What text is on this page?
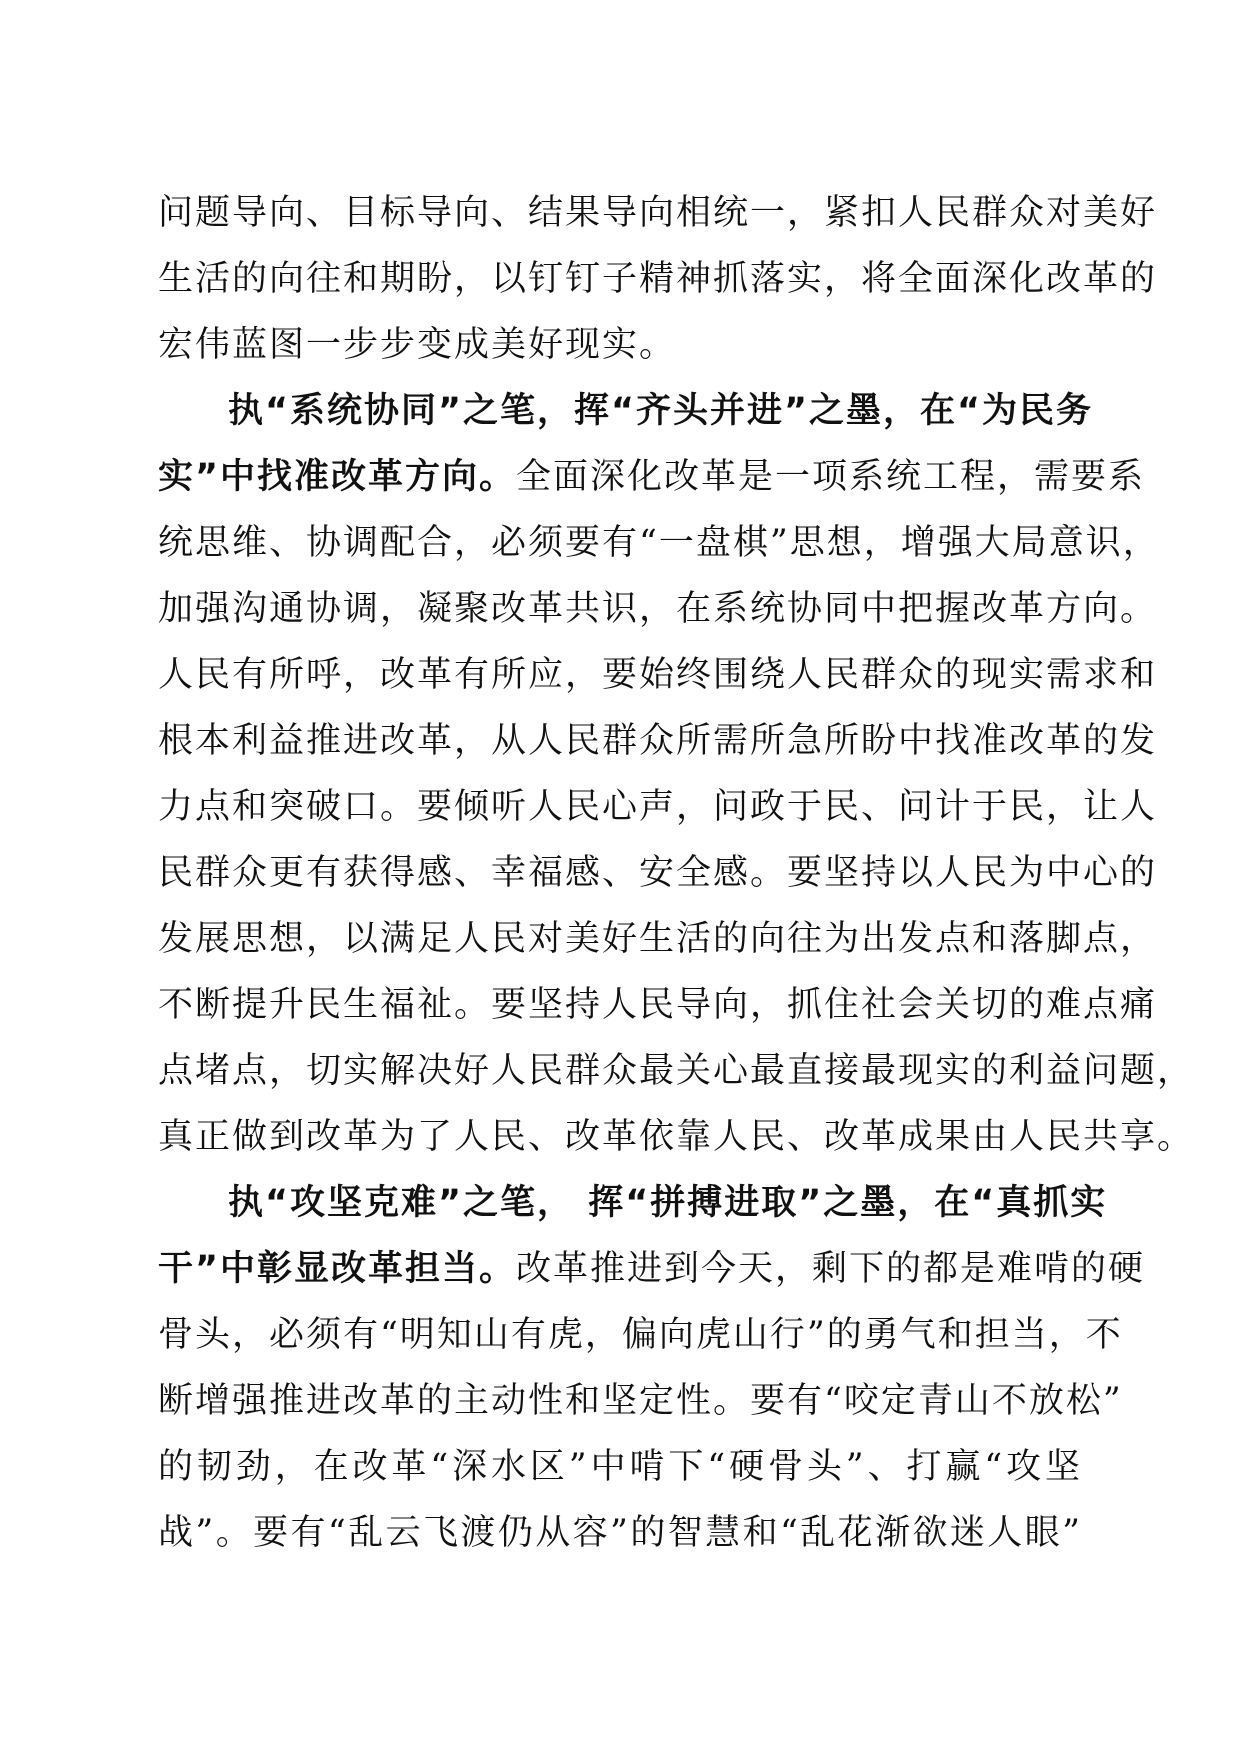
问题导向、目标导向、结果导向相统一，紧扣人民群众对美好
生活的向往和期盼，以钉钉子精神抓落实，将全面深化改革的
宏伟蓝图一步步变成美好现实。
执“系统协同”之笔，挥“齐头并进”之墨，在“为民务
实”中找准改革方向。全面深化改革是一项系统工程，需要系
统思维、协调配合，必须要有“一盘棋”思想，增强大局意识，
加强沟通协调，凝聚改革共识，在系统协同中把握改革方向。
人民有所呼，改革有所应，要始终围绕人民群众的现实需求和
根本利益推进改革，从人民群众所需所急所盼中找准改革的发
力点和突破口。要倾听人民心声，问政于民、问计于民，让人
民群众更有获得感、幸福感、安全感。要坚持以人民为中心的
发展思想，以满足人民对美好生活的向往为出发点和落脚点，
不断提升民生福祉。要坚持人民导向，抓住社会关切的难点痛
点堵点，切实解决好人民群众最关心最直接最现实的利益问题，
真正做到改革为了人民、改革依靠人民、改革成果由人民共享。
执“攻坚克难”之笔， 挥“拼搏进取”之墨，在“真抓实
干”中彰显改革担当。改革推进到今天，剩下的都是难啃的硬
骨头，必须有“明知山有虎，偏向虎山行”的勇气和担当，不
断增强推进改革的主动性和坚定性。要有“咬定青山不放松”
的韧劲，在改革“深水区”中啃下“硬骨头”、打赢“攻坚
战”。要有“乱云飞渡仍从容”的智慧和“乱花渐欲迷人眼”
────────────────────────────────────────
Task statement — Write out the data precisely as given, excluding the pictures.

Full solution —
What text is on this page?
问题导向、目标导向、结果导向相统一，紧扣人民群众对美好
生活的向往和期盼，以钉钉子精神抓落实，将全面深化改革的
宏伟蓝图一步步变成美好现实。
执“系统协同”之笔，挥“齐头并进”之墨，在“为民务
实”中找准改革方向。全面深化改革是一项系统工程，需要系
统思维、协调配合，必须要有“一盘棋”思想，增强大局意识，
加强沟通协调，凝聚改革共识，在系统协同中把握改革方向。
人民有所呼，改革有所应，要始终围绕人民群众的现实需求和
根本利益推进改革，从人民群众所需所急所盼中找准改革的发
力点和突破口。要倾听人民心声，问政于民、问计于民，让人
民群众更有获得感、幸福感、安全感。要坚持以人民为中心的
发展思想，以满足人民对美好生活的向往为出发点和落脚点，
不断提升民生福祉。要坚持人民导向，抓住社会关切的难点痛
点堵点，切实解决好人民群众最关心最直接最现实的利益问题，
真正做到改革为了人民、改革依靠人民、改革成果由人民共享。
执“攻坚克难”之笔， 挥“拼搏进取”之墨，在“真抓实
干”中彰显改革担当。改革推进到今天，剩下的都是难啃的硬
骨头，必须有“明知山有虎，偏向虎山行”的勇气和担当，不
断增强推进改革的主动性和坚定性。要有“咬定青山不放松”
的韧劲，在改革“深水区”中啃下“硬骨头”、打赢“攻坚
战”。要有“乱云飞渡仍从容”的智慧和“乱花渐欲迷人眼”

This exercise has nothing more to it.